INSTRUCTIONS TO FOLLOW: Word for word, give the material below again, minus any images.

Entries from a visual dataset:

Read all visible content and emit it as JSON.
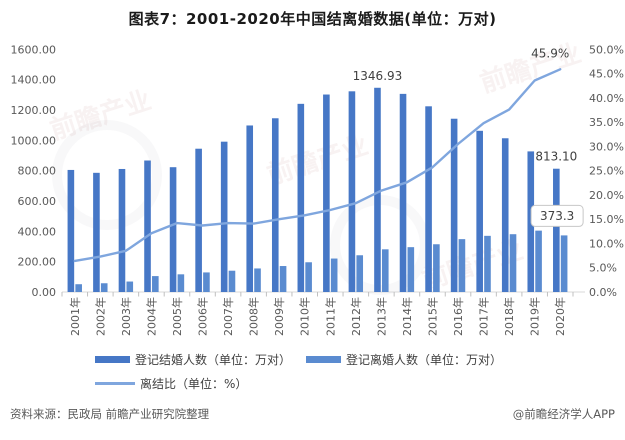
{
  "title": "图表7：2001-2020年中国结离婚数据(单位：万对)",
  "footer": {
    "source_note": "资料来源：民政局 前瞻产业研究院整理",
    "credit": "@前瞻经济学人APP"
  },
  "watermark": {
    "text": "前瞻产业"
  },
  "colors": {
    "marriage_bar": "#4677C6",
    "divorce_bar": "#5A8BD0",
    "ratio_line": "#7FA6DE",
    "axis_text": "#595959",
    "annotation_text": "#404040",
    "axis_line": "#d9d9d9",
    "tick_mark": "#c0c0c0",
    "callout_border": "#c8c8c8",
    "callout_fill": "#ffffff"
  },
  "chart_data": {
    "type": "bar",
    "subtype": "dual-axis bar + line combo",
    "categories": [
      "2001年",
      "2002年",
      "2003年",
      "2004年",
      "2005年",
      "2006年",
      "2007年",
      "2008年",
      "2009年",
      "2010年",
      "2011年",
      "2012年",
      "2013年",
      "2014年",
      "2015年",
      "2016年",
      "2017年",
      "2018年",
      "2019年",
      "2020年"
    ],
    "series": [
      {
        "name": "登记结婚人数（单位：万对）",
        "kind": "bar",
        "axis": "left",
        "values": [
          805.0,
          786.0,
          811.4,
          867.2,
          823.1,
          945.0,
          991.4,
          1098.3,
          1145.8,
          1241.0,
          1302.4,
          1323.6,
          1346.93,
          1306.7,
          1224.7,
          1142.8,
          1063.1,
          1013.9,
          927.3,
          813.1
        ]
      },
      {
        "name": "登记离婚人数（单位：万对）",
        "kind": "bar",
        "axis": "left",
        "values": [
          51.3,
          57.7,
          69.0,
          104.9,
          116.6,
          129.1,
          140.4,
          155.3,
          171.3,
          196.1,
          220.7,
          242.3,
          281.5,
          295.7,
          314.9,
          348.6,
          370.4,
          381.2,
          404.7,
          373.3
        ]
      },
      {
        "name": "离结比（单位：%）",
        "kind": "line",
        "axis": "right",
        "values": [
          6.4,
          7.3,
          8.5,
          12.1,
          14.2,
          13.7,
          14.2,
          14.1,
          15.0,
          15.8,
          16.9,
          18.3,
          20.9,
          22.6,
          25.7,
          30.5,
          34.8,
          37.6,
          43.6,
          45.9
        ]
      }
    ],
    "left_axis": {
      "min": 0,
      "max": 1600,
      "step": 200,
      "tick_labels": [
        "1600.00",
        "1400.00",
        "1200.00",
        "1000.00",
        "800.00",
        "600.00",
        "400.00",
        "200.00",
        "0.00"
      ]
    },
    "right_axis": {
      "min": 0,
      "max": 50,
      "step": 5,
      "tick_labels": [
        "50.0%",
        "45.0%",
        "40.0%",
        "35.0%",
        "30.0%",
        "25.0%",
        "20.0%",
        "15.0%",
        "10.0%",
        "5.0%",
        "0.0%"
      ]
    },
    "annotations": [
      {
        "text": "1346.93",
        "series": 0,
        "index": 12,
        "boxed": false
      },
      {
        "text": "813.10",
        "series": 0,
        "index": 19,
        "boxed": false
      },
      {
        "text": "373.3",
        "series": 1,
        "index": 19,
        "boxed": true
      },
      {
        "text": "45.9%",
        "series": 2,
        "index": 19,
        "boxed": false
      }
    ],
    "legend_position": "bottom",
    "grid": false
  }
}
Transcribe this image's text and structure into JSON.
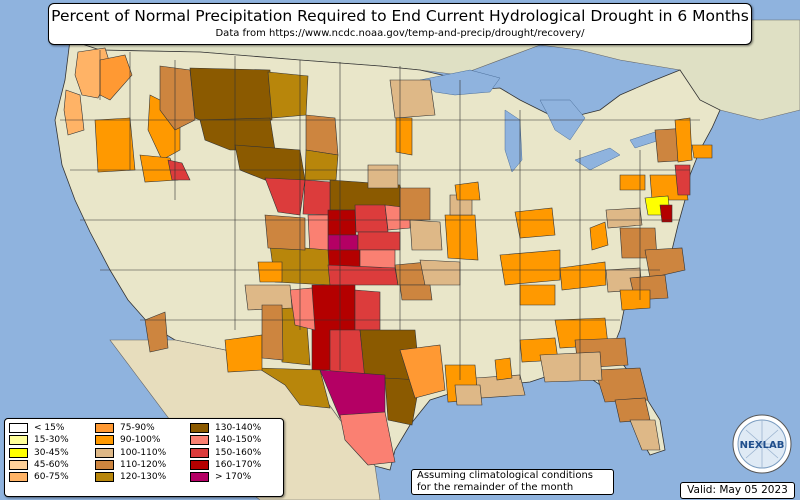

WRITTEN SOLUTION:
Read all visible content and emit it as JSON.
{
  "title": "图表7：2001-2020年中国结离婚数据(单位：万对)",
  "footer": {
    "source_note": "资料来源：民政局 前瞻产业研究院整理",
    "credit": "@前瞻经济学人APP"
  },
  "watermark": {
    "text": "前瞻产业"
  },
  "colors": {
    "marriage_bar": "#4677C6",
    "divorce_bar": "#5A8BD0",
    "ratio_line": "#7FA6DE",
    "axis_text": "#595959",
    "annotation_text": "#404040",
    "axis_line": "#d9d9d9",
    "tick_mark": "#c0c0c0",
    "callout_border": "#c8c8c8",
    "callout_fill": "#ffffff"
  },
  "chart_data": {
    "type": "bar",
    "subtype": "dual-axis bar + line combo",
    "categories": [
      "2001年",
      "2002年",
      "2003年",
      "2004年",
      "2005年",
      "2006年",
      "2007年",
      "2008年",
      "2009年",
      "2010年",
      "2011年",
      "2012年",
      "2013年",
      "2014年",
      "2015年",
      "2016年",
      "2017年",
      "2018年",
      "2019年",
      "2020年"
    ],
    "series": [
      {
        "name": "登记结婚人数（单位：万对）",
        "kind": "bar",
        "axis": "left",
        "values": [
          805.0,
          786.0,
          811.4,
          867.2,
          823.1,
          945.0,
          991.4,
          1098.3,
          1145.8,
          1241.0,
          1302.4,
          1323.6,
          1346.93,
          1306.7,
          1224.7,
          1142.8,
          1063.1,
          1013.9,
          927.3,
          813.1
        ]
      },
      {
        "name": "登记离婚人数（单位：万对）",
        "kind": "bar",
        "axis": "left",
        "values": [
          51.3,
          57.7,
          69.0,
          104.9,
          116.6,
          129.1,
          140.4,
          155.3,
          171.3,
          196.1,
          220.7,
          242.3,
          281.5,
          295.7,
          314.9,
          348.6,
          370.4,
          381.2,
          404.7,
          373.3
        ]
      },
      {
        "name": "离结比（单位：%）",
        "kind": "line",
        "axis": "right",
        "values": [
          6.4,
          7.3,
          8.5,
          12.1,
          14.2,
          13.7,
          14.2,
          14.1,
          15.0,
          15.8,
          16.9,
          18.3,
          20.9,
          22.6,
          25.7,
          30.5,
          34.8,
          37.6,
          43.6,
          45.9
        ]
      }
    ],
    "left_axis": {
      "min": 0,
      "max": 1600,
      "step": 200,
      "tick_labels": [
        "1600.00",
        "1400.00",
        "1200.00",
        "1000.00",
        "800.00",
        "600.00",
        "400.00",
        "200.00",
        "0.00"
      ]
    },
    "right_axis": {
      "min": 0,
      "max": 50,
      "step": 5,
      "tick_labels": [
        "50.0%",
        "45.0%",
        "40.0%",
        "35.0%",
        "30.0%",
        "25.0%",
        "20.0%",
        "15.0%",
        "10.0%",
        "5.0%",
        "0.0%"
      ]
    },
    "annotations": [
      {
        "text": "1346.93",
        "series": 0,
        "index": 12,
        "boxed": false
      },
      {
        "text": "813.10",
        "series": 0,
        "index": 19,
        "boxed": false
      },
      {
        "text": "373.3",
        "series": 1,
        "index": 19,
        "boxed": true
      },
      {
        "text": "45.9%",
        "series": 2,
        "index": 19,
        "boxed": false
      }
    ],
    "legend_position": "bottom",
    "grid": false
  }
}
Transcribe this image's text and structure into JSON.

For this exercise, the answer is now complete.